● **TASK GOAL**
Give the data below again, word for word.

● **Stored records**

***

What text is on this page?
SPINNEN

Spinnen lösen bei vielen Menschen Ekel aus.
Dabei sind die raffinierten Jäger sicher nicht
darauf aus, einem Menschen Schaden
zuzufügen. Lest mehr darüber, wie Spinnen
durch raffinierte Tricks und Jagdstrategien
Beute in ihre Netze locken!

***

● **ANSWER FOR THIS EXERCISE**
What text is on this page?
SPINNEN

Spinnen lösen bei vielen Menschen Ekel aus.
Dabei sind die raffinierten Jäger sicher nicht
darauf aus, einem Menschen Schaden
zuzufügen. Lest mehr darüber, wie Spinnen
durch raffinierte Tricks und Jagdstrategien
Beute in ihre Netze locken!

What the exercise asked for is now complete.